*Work instructions*:
In the entries, find all lines that hold the word "JSON" and copy them.

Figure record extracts

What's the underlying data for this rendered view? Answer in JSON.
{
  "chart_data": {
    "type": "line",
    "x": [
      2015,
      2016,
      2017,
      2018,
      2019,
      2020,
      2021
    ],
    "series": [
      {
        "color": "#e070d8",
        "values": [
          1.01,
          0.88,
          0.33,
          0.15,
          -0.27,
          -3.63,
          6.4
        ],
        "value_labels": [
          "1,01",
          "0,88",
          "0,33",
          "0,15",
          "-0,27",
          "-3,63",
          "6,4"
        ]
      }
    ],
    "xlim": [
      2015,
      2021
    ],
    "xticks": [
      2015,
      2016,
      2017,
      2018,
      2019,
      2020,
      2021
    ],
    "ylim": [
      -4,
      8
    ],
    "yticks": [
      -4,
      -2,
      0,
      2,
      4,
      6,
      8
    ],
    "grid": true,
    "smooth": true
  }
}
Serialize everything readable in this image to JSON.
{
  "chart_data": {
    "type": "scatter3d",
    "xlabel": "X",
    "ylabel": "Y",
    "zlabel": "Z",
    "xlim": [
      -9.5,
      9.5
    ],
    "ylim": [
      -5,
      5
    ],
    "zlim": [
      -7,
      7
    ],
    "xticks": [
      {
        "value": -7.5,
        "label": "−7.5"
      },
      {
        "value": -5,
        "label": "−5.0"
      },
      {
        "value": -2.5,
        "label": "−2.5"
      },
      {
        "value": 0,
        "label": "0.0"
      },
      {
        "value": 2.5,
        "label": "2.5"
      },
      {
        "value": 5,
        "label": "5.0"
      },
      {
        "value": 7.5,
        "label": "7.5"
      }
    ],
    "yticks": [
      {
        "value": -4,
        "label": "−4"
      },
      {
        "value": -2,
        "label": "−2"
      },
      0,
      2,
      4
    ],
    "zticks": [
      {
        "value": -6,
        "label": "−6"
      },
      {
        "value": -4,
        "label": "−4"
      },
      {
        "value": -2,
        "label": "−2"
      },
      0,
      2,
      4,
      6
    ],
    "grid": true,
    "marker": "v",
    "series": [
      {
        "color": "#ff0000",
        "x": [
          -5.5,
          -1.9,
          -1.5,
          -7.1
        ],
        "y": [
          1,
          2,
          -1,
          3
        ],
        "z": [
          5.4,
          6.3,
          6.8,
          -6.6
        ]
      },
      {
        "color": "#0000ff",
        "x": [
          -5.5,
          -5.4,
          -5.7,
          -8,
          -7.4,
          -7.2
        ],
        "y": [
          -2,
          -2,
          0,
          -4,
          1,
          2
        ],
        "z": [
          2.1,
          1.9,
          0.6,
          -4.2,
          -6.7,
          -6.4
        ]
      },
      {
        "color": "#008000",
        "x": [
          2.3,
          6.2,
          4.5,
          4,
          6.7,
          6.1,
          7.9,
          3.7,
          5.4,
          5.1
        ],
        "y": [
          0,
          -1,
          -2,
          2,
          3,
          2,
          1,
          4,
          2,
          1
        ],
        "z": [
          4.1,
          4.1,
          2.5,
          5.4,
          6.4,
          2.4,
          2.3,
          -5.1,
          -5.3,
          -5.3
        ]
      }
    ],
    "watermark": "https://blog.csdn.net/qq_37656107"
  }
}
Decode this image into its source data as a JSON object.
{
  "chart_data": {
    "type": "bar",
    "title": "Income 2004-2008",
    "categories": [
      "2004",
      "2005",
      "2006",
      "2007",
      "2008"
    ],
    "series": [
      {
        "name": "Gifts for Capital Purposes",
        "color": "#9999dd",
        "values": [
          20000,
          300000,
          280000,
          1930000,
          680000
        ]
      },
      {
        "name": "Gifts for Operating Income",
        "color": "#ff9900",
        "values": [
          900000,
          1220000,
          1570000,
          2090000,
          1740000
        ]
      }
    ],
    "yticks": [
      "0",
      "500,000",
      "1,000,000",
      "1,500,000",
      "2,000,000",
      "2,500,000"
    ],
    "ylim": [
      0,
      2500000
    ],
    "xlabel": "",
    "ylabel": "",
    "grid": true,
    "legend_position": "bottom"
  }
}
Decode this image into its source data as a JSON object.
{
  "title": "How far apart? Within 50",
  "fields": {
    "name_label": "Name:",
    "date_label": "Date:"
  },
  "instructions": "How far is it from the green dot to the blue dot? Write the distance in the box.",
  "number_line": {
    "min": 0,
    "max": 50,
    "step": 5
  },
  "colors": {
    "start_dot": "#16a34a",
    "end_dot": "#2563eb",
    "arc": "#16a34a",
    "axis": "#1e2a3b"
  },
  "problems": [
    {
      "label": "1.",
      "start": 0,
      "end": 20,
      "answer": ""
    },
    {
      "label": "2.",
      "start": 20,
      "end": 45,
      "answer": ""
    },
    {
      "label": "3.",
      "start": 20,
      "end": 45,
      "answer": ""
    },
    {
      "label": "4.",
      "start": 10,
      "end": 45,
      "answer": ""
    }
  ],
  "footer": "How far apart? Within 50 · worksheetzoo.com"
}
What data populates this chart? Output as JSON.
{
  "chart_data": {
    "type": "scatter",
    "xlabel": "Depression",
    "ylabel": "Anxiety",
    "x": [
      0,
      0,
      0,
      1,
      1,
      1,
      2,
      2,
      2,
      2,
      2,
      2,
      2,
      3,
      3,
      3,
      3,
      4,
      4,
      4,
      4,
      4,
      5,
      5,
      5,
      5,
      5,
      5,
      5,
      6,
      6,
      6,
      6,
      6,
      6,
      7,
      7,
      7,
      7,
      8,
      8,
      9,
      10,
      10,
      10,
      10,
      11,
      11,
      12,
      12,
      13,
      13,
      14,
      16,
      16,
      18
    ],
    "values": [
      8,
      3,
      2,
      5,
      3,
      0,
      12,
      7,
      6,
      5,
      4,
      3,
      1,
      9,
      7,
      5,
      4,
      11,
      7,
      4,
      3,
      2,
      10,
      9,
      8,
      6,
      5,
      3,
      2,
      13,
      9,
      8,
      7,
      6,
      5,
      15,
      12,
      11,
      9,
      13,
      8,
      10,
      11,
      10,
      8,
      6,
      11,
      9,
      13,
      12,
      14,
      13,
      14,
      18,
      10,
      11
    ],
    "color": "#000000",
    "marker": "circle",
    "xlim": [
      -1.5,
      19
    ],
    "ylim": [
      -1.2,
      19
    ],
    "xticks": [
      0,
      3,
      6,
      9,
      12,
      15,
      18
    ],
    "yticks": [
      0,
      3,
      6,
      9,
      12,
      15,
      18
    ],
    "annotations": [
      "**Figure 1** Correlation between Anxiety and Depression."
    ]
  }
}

*Full response*:
What's the underlying data for this rendered view? Answer in JSON.
Serialize everything readable in this image to JSON.
Decode this image into its source data as a JSON object.
Decode this image into its source data as a JSON object.
What data populates this chart? Output as JSON.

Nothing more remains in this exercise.